▶ [WHAT IS ASKED]: Find all lines in the records that include the word "hits", and copy them out.

▶ [RAW RECORDS]:
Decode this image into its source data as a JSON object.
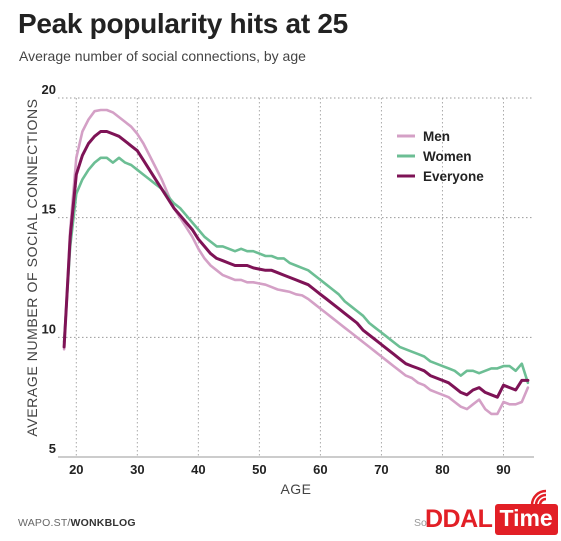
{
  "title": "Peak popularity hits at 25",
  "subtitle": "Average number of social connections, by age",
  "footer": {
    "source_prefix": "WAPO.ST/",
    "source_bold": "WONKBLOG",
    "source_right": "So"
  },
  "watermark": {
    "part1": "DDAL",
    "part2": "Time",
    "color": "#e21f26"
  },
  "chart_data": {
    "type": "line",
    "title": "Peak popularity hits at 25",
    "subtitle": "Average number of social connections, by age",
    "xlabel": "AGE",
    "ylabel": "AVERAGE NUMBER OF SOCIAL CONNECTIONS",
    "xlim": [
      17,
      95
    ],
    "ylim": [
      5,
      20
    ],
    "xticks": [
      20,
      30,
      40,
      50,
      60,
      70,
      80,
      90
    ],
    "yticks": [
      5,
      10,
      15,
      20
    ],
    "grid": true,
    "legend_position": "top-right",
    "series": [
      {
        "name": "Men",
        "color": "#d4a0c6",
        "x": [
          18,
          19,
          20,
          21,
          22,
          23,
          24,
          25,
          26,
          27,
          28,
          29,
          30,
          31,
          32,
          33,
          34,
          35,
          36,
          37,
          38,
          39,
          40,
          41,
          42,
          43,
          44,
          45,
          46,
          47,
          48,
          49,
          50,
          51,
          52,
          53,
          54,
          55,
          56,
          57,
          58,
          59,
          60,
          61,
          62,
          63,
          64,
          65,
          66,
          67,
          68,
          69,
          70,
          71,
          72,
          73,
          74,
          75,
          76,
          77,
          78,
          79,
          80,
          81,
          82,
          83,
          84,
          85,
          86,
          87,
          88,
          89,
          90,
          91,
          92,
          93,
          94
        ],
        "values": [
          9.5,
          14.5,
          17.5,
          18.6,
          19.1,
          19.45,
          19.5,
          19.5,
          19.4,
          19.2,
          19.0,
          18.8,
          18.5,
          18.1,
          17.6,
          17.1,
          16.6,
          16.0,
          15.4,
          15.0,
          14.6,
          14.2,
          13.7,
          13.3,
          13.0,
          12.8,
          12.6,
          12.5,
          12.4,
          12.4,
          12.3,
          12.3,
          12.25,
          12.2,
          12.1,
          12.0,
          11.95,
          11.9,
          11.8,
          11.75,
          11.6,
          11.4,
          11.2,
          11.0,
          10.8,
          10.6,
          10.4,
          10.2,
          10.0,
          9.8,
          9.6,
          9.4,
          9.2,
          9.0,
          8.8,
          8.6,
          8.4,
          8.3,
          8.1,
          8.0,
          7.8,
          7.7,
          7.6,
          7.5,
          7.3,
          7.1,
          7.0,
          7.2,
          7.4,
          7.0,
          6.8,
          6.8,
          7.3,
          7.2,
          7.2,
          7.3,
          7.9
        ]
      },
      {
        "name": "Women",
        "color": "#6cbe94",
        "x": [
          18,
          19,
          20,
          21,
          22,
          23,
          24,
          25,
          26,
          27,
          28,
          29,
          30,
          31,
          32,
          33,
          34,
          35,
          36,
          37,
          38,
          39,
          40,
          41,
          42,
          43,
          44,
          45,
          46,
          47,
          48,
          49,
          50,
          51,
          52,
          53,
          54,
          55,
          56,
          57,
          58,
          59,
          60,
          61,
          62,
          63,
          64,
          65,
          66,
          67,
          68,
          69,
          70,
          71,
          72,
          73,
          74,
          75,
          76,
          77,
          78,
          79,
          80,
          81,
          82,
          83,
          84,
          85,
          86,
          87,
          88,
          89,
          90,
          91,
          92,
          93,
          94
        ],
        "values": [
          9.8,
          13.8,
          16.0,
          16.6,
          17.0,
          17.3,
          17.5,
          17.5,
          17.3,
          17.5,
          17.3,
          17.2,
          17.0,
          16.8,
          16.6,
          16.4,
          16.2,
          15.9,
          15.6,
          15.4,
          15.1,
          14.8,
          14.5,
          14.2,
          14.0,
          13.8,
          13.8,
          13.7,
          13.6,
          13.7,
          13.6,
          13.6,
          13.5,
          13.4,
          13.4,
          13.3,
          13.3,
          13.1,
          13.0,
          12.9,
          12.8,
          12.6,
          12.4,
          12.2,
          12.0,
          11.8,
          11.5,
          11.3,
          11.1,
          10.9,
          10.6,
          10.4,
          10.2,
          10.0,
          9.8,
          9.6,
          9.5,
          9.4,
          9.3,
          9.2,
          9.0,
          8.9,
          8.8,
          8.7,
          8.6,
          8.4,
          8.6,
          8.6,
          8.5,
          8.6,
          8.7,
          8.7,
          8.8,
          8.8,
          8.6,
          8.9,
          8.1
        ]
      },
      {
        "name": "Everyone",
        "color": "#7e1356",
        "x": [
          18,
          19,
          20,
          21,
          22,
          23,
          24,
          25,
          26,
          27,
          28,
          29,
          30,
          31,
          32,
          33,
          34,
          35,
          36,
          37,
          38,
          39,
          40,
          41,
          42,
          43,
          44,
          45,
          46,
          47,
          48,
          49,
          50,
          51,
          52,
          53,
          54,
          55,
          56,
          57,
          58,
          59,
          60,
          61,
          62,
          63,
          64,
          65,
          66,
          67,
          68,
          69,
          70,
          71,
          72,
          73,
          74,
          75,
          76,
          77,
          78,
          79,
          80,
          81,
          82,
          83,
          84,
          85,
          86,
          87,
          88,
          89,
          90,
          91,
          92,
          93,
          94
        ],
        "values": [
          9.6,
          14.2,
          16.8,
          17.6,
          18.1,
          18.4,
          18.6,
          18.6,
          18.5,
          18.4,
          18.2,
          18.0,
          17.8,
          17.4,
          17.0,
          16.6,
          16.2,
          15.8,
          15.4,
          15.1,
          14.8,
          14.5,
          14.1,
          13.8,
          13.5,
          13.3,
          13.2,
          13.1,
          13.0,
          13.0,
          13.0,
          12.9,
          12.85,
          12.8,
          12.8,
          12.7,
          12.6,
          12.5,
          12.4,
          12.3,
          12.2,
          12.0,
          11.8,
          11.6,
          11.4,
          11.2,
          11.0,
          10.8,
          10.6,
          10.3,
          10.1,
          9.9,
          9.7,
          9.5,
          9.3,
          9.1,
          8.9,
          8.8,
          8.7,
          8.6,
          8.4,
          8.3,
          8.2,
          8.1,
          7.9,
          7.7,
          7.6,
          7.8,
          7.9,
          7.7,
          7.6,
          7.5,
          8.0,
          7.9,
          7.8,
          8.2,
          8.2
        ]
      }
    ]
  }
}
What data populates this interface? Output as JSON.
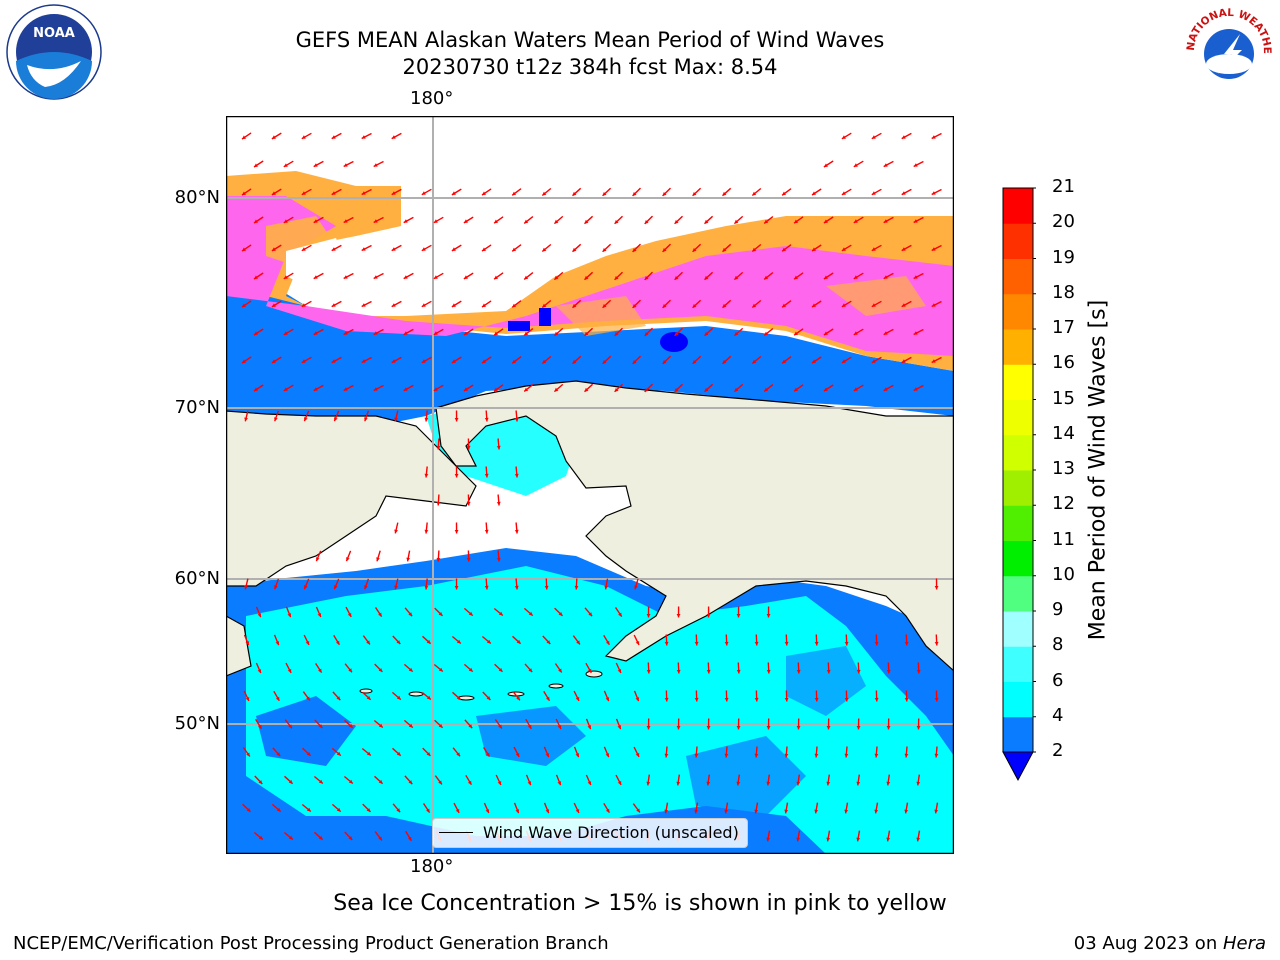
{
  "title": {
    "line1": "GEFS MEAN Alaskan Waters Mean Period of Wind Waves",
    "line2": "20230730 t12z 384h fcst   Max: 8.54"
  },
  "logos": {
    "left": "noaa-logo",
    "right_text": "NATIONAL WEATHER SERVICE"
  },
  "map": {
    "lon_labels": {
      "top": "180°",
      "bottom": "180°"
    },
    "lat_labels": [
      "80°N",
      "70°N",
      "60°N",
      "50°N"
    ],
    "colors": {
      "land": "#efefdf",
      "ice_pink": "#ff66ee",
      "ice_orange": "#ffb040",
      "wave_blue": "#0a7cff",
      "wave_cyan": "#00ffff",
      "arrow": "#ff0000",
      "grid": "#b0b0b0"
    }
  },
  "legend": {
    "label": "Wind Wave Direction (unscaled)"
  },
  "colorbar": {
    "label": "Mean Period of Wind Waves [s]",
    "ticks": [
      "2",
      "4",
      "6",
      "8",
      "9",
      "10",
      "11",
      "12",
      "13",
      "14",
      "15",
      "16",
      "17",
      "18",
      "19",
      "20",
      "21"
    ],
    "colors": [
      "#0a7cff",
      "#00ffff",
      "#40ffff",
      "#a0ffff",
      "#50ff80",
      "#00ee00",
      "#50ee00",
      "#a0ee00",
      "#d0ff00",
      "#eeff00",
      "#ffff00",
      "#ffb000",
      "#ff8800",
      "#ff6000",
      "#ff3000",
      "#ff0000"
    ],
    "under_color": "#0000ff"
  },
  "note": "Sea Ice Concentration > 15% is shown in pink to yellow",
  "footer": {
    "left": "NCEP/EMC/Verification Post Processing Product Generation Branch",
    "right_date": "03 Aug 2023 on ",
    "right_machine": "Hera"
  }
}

▶ [OUTPUT FOR THIS TASK]:
  "title": "Peak popularity hits at 25",
    "title": "Peak popularity hits at 25",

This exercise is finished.